Work to complete:
Print all of the lines exactly. Any picture among them stays out.

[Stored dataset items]
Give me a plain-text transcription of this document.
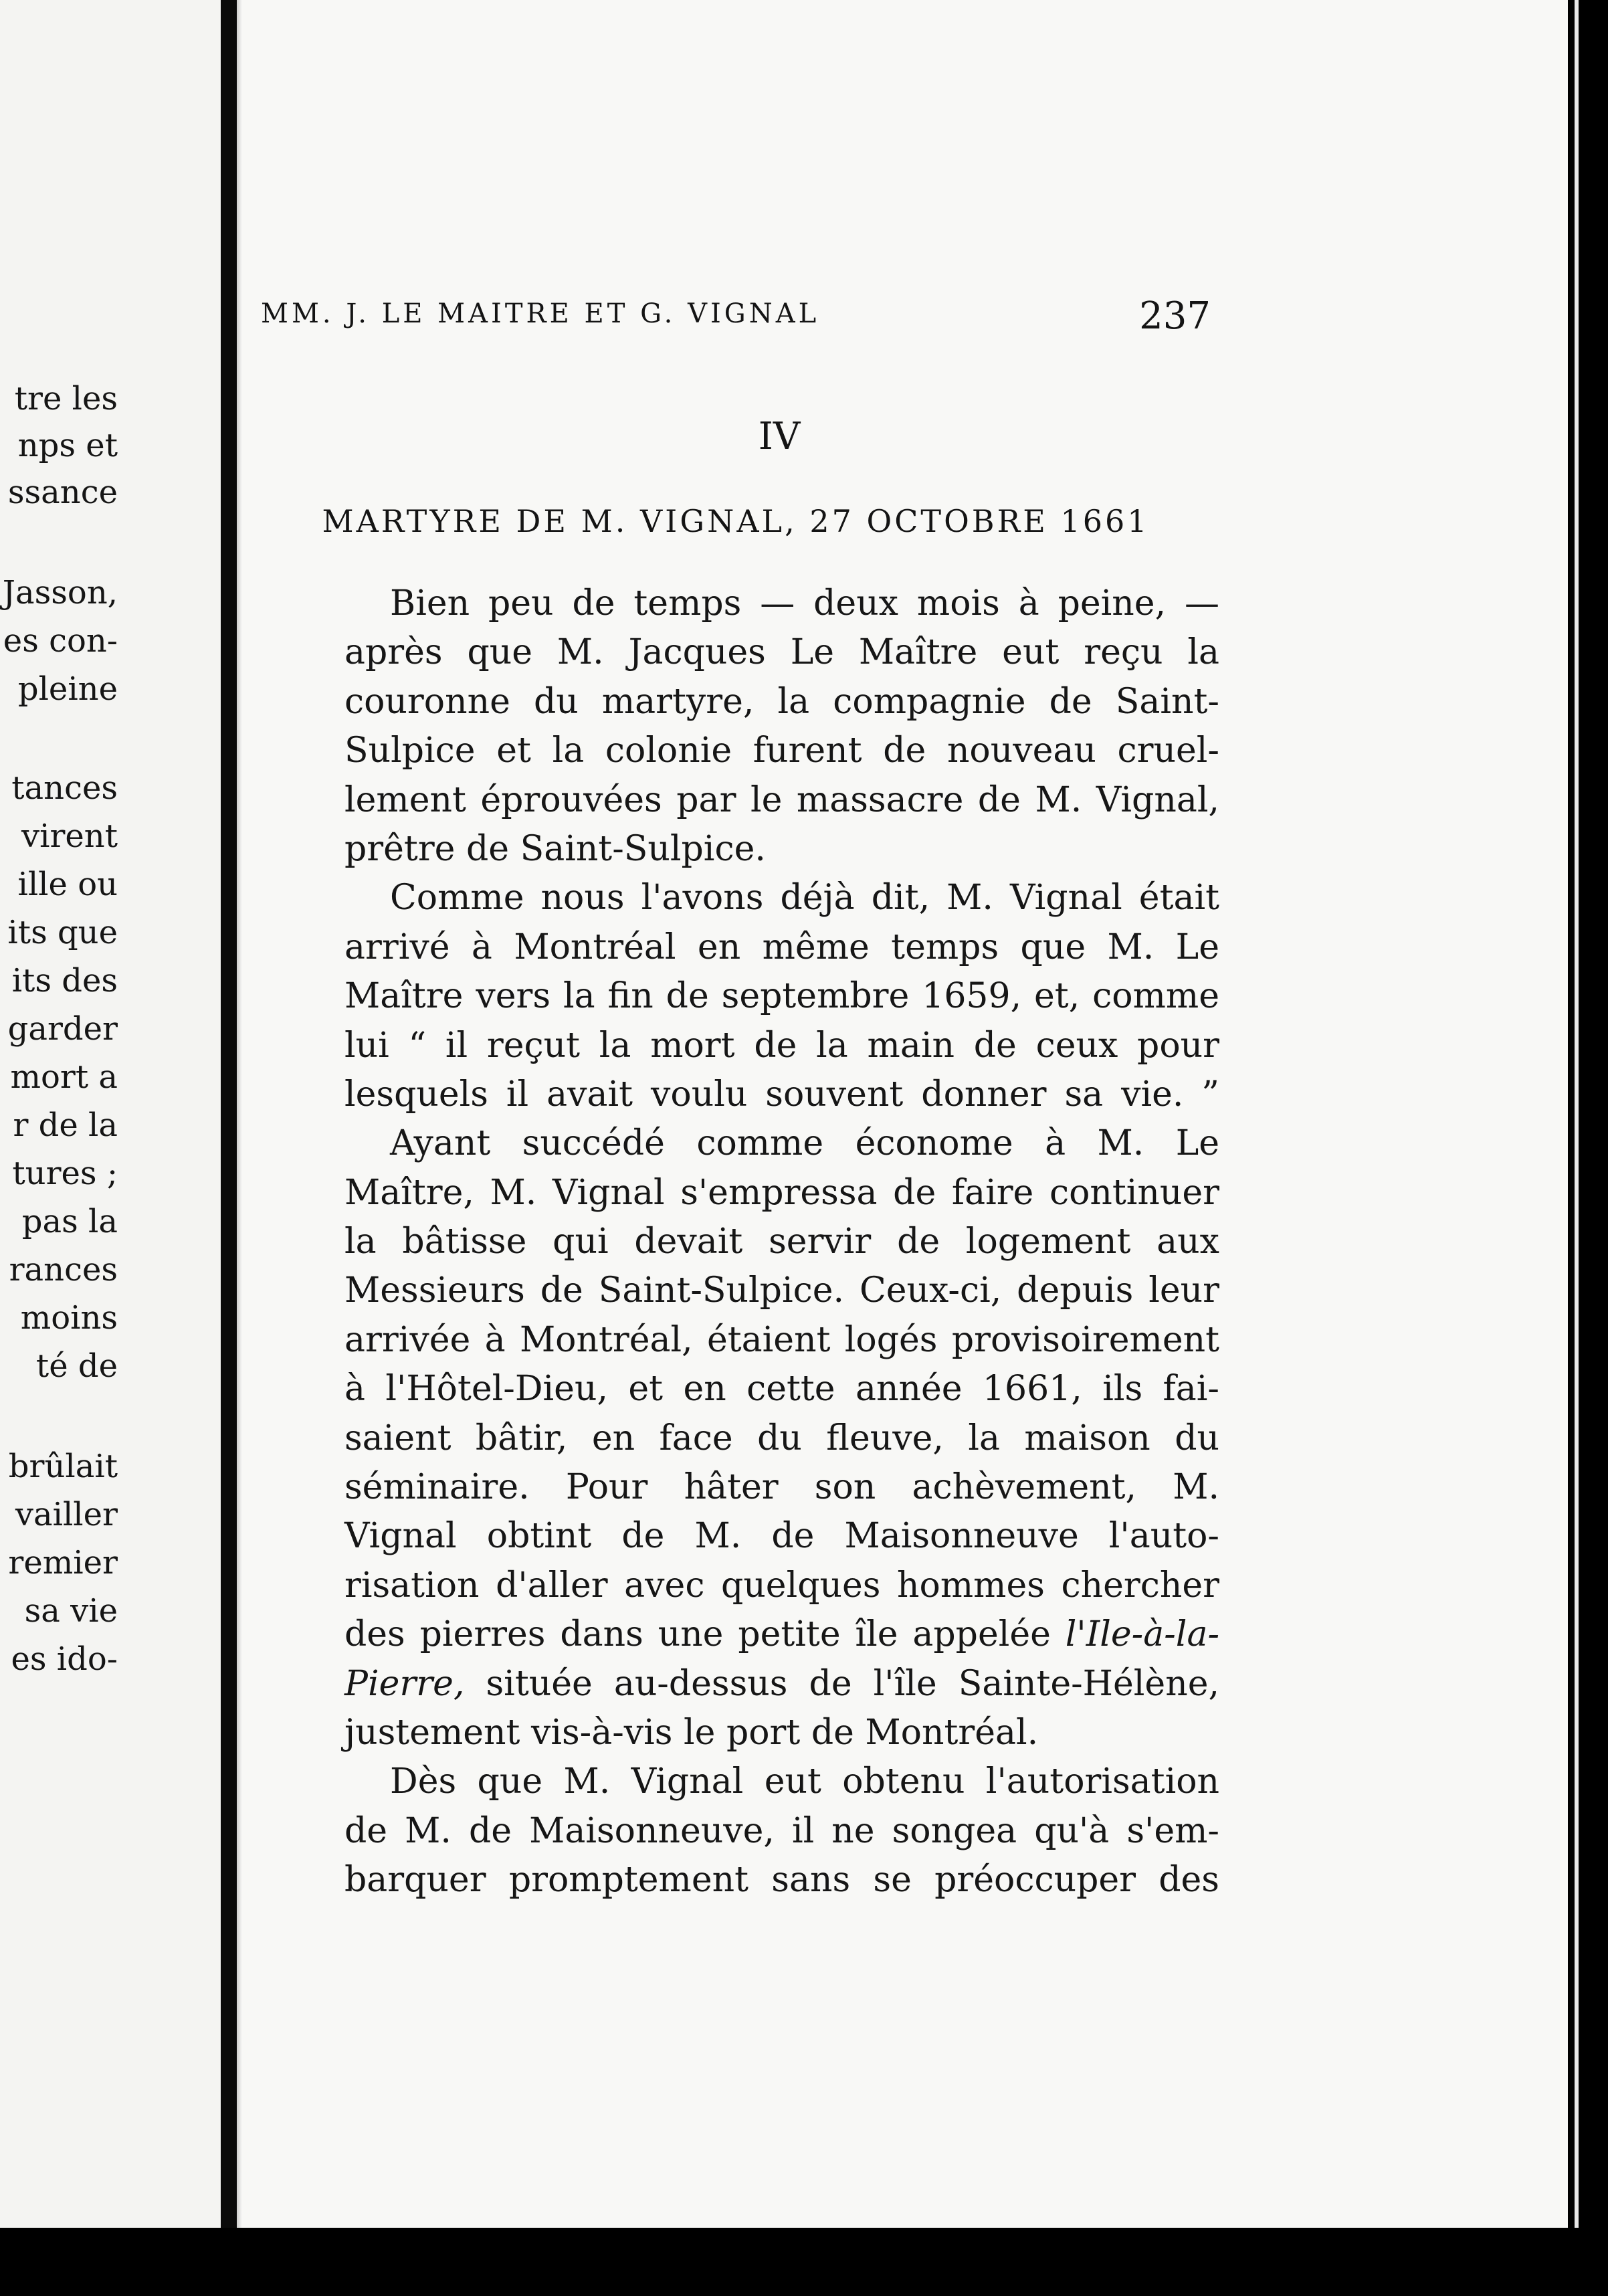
tre les
nps et
ssance
Jasson,
es con-
pleine
tances
virent
ille ou
its que
its des
garder
mort a
r de la
tures ;
pas la
rances
moins
té de
brûlait
vailler
remier
sa vie
es ido-
MM. J. LE MAITRE ET G. VIGNAL	237
IV
MARTYRE DE M. VIGNAL, 27 OCTOBRE 1661
Bien peu de temps — deux mois à peine, —
après que M. Jacques Le Maître eut reçu la
couronne du martyre, la compagnie de Saint-
Sulpice et la colonie furent de nouveau cruel-
lement éprouvées par le massacre de M. Vignal,
prêtre de Saint-Sulpice.
Comme nous l'avons déjà dit, M. Vignal était
arrivé à Montréal en même temps que M. Le
Maître vers la fin de septembre 1659, et, comme
lui “ il reçut la mort de la main de ceux pour
lesquels il avait voulu souvent donner sa vie. ”
Ayant succédé comme économe à M. Le
Maître, M. Vignal s'empressa de faire continuer
la bâtisse qui devait servir de logement aux
Messieurs de Saint-Sulpice. Ceux-ci, depuis leur
arrivée à Montréal, étaient logés provisoirement
à l'Hôtel-Dieu, et en cette année 1661, ils fai-
saient bâtir, en face du fleuve, la maison du
séminaire. Pour hâter son achèvement, M.
Vignal obtint de M. de Maisonneuve l'auto-
risation d'aller avec quelques hommes chercher
des pierres dans une petite île appelée l'Ile-à-la-
Pierre, située au-dessus de l'île Sainte-Hélène,
justement vis-à-vis le port de Montréal.
Dès que M. Vignal eut obtenu l'autorisation
de M. de Maisonneuve, il ne songea qu'à s'em-
barquer promptement sans se préoccuper des
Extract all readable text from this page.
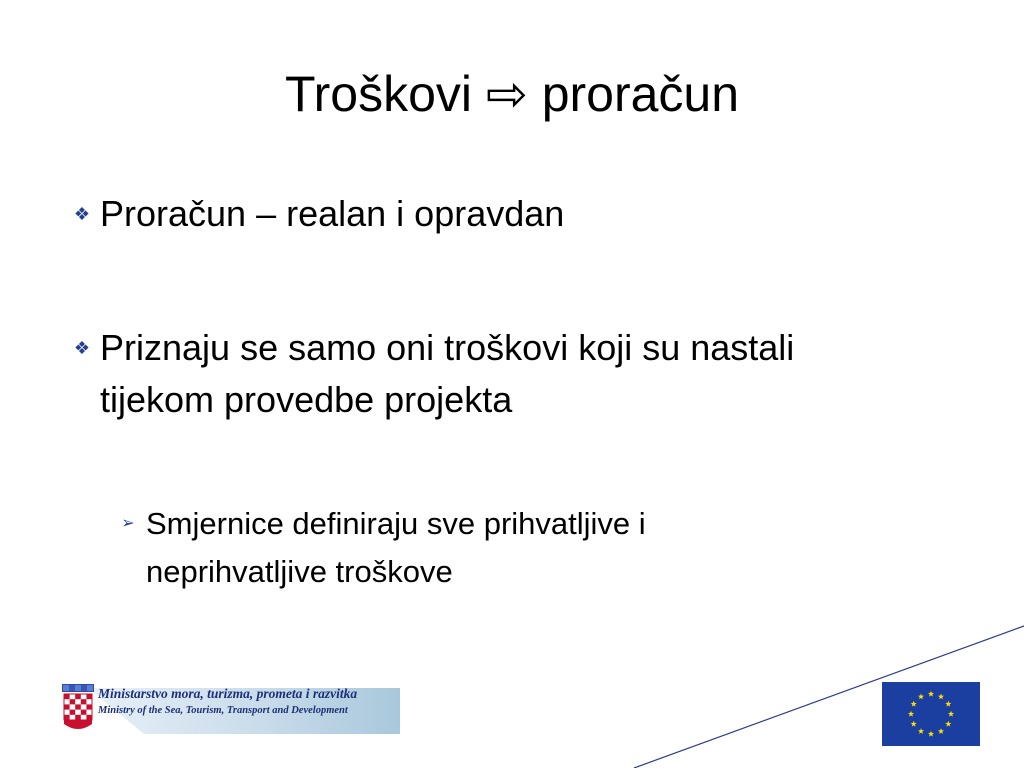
Troškovi ⇨ proračun
❖ Proračun – realan i opravdan
❖ Priznaju se samo oni troškovi koji su nastali tijekom provedbe projekta
➢ Smjernice definiraju sve prihvatljive i neprihvatljive troškove
Ministarstvo mora, turizma, prometa i razvitka
Ministry of the Sea, Tourism, Transport and Development
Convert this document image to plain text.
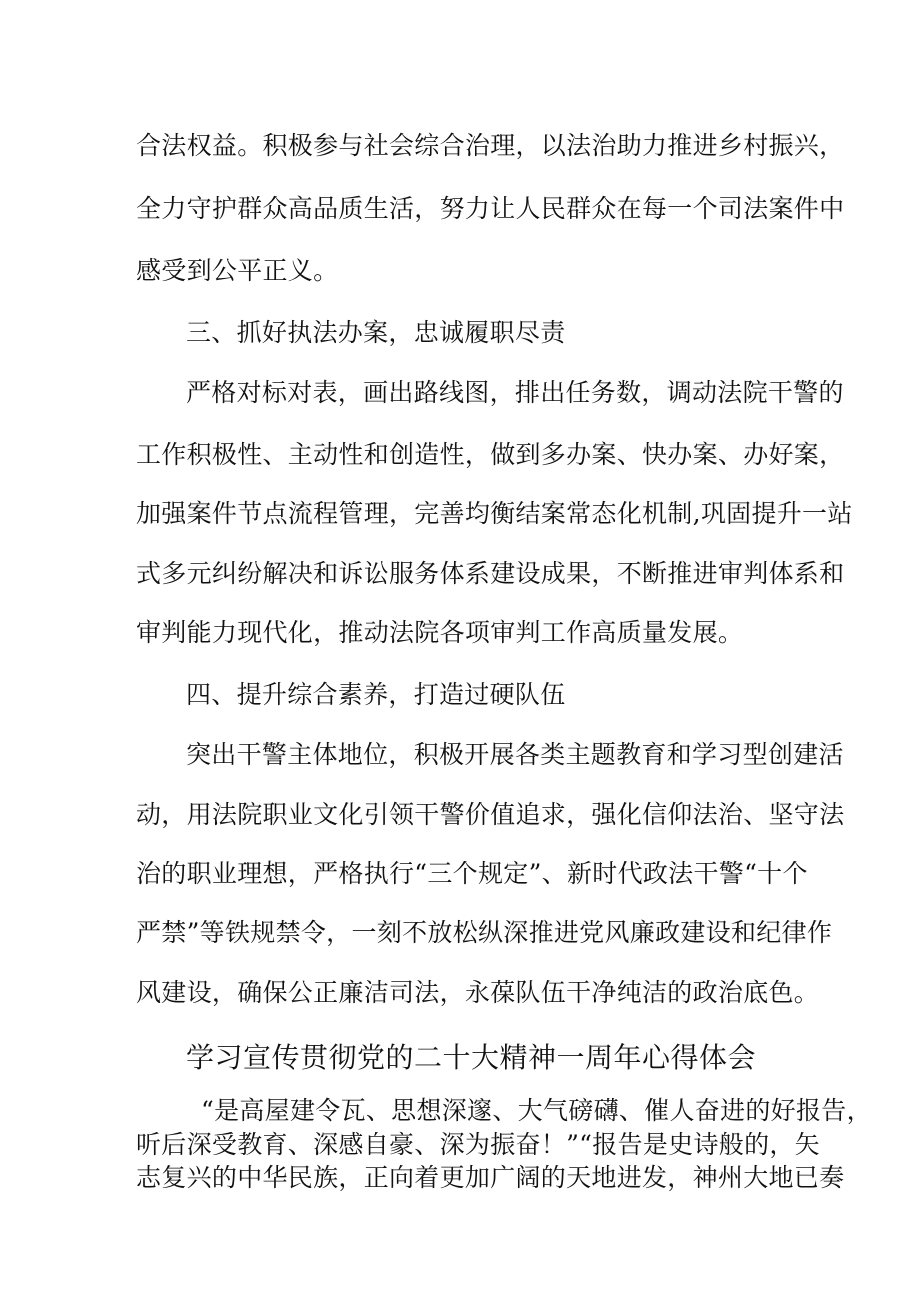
合法权益。积极参与社会综合治理，以法治助力推进乡村振兴，
全力守护群众高品质生活，努力让人民群众在每一个司法案件中
感受到公平正义。
三、抓好执法办案，忠诚履职尽责
严格对标对表，画出路线图，排出任务数，调动法院干警的
工作积极性、主动性和创造性，做到多办案、快办案、办好案，
加强案件节点流程管理，完善均衡结案常态化机制,巩固提升一站
式多元纠纷解决和诉讼服务体系建设成果，不断推进审判体系和
审判能力现代化，推动法院各项审判工作高质量发展。
四、提升综合素养，打造过硬队伍
突出干警主体地位，积极开展各类主题教育和学习型创建活
动，用法院职业文化引领干警价值追求，强化信仰法治、坚守法
治的职业理想，严格执行“三个规定”、新时代政法干警“十个
严禁”等铁规禁令，一刻不放松纵深推进党风廉政建设和纪律作
风建设，确保公正廉洁司法，永葆队伍干净纯洁的政治底色。
学习宣传贯彻党的二十大精神一周年心得体会
“是高屋建令瓦、思想深邃、大气磅礴、催人奋进的好报告，
听后深受教育、深感自豪、深为振奋！”“报告是史诗般的，矢
志复兴的中华民族，正向着更加广阔的天地进发，神州大地已奏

Answer to this problem:
Give me a plain-text transcription of this document.
tre les
nps et
ssance
Jasson,
es con-
pleine
tances
virent
ille ou
its que
its des
garder
mort a
r de la
tures ;
pas la
rances
moins
té de
brûlait
vailler
remier
sa vie
es ido-
MM. J. LE MAITRE ET G. VIGNAL	237
IV
MARTYRE DE M. VIGNAL, 27 OCTOBRE 1661
Bien peu de temps — deux mois à peine, —
après que M. Jacques Le Maître eut reçu la
couronne du martyre, la compagnie de Saint-
Sulpice et la colonie furent de nouveau cruel-
lement éprouvées par le massacre de M. Vignal,
prêtre de Saint-Sulpice.
Comme nous l'avons déjà dit, M. Vignal était
arrivé à Montréal en même temps que M. Le
Maître vers la fin de septembre 1659, et, comme
lui “ il reçut la mort de la main de ceux pour
lesquels il avait voulu souvent donner sa vie. ”
Ayant succédé comme économe à M. Le
Maître, M. Vignal s'empressa de faire continuer
la bâtisse qui devait servir de logement aux
Messieurs de Saint-Sulpice. Ceux-ci, depuis leur
arrivée à Montréal, étaient logés provisoirement
à l'Hôtel-Dieu, et en cette année 1661, ils fai-
saient bâtir, en face du fleuve, la maison du
séminaire. Pour hâter son achèvement, M.
Vignal obtint de M. de Maisonneuve l'auto-
risation d'aller avec quelques hommes chercher
des pierres dans une petite île appelée l'Ile-à-la-
Pierre, située au-dessus de l'île Sainte-Hélène,
justement vis-à-vis le port de Montréal.
Dès que M. Vignal eut obtenu l'autorisation
de M. de Maisonneuve, il ne songea qu'à s'em-
barquer promptement sans se préoccuper des
Extract all readable text from this page.
Troškovi ⇨ proračun
❖ Proračun – realan i opravdan
❖ Priznaju se samo oni troškovi koji su nastali tijekom provedbe projekta
➢ Smjernice definiraju sve prihvatljive i neprihvatljive troškove
Ministarstvo mora, turizma, prometa i razvitka
Ministry of the Sea, Tourism, Transport and Development
Convert this document image to plain text.
合法权益。积极参与社会综合治理，以法治助力推进乡村振兴，
全力守护群众高品质生活，努力让人民群众在每一个司法案件中
感受到公平正义。
三、抓好执法办案，忠诚履职尽责
严格对标对表，画出路线图，排出任务数，调动法院干警的
工作积极性、主动性和创造性，做到多办案、快办案、办好案，
加强案件节点流程管理，完善均衡结案常态化机制,巩固提升一站
式多元纠纷解决和诉讼服务体系建设成果，不断推进审判体系和
审判能力现代化，推动法院各项审判工作高质量发展。
四、提升综合素养，打造过硬队伍
突出干警主体地位，积极开展各类主题教育和学习型创建活
动，用法院职业文化引领干警价值追求，强化信仰法治、坚守法
治的职业理想，严格执行“三个规定”、新时代政法干警“十个
严禁”等铁规禁令，一刻不放松纵深推进党风廉政建设和纪律作
风建设，确保公正廉洁司法，永葆队伍干净纯洁的政治底色。
学习宣传贯彻党的二十大精神一周年心得体会
“是高屋建令瓦、思想深邃、大气磅礴、催人奋进的好报告，
听后深受教育、深感自豪、深为振奋！”“报告是史诗般的，矢
志复兴的中华民族，正向着更加广阔的天地进发，神州大地已奏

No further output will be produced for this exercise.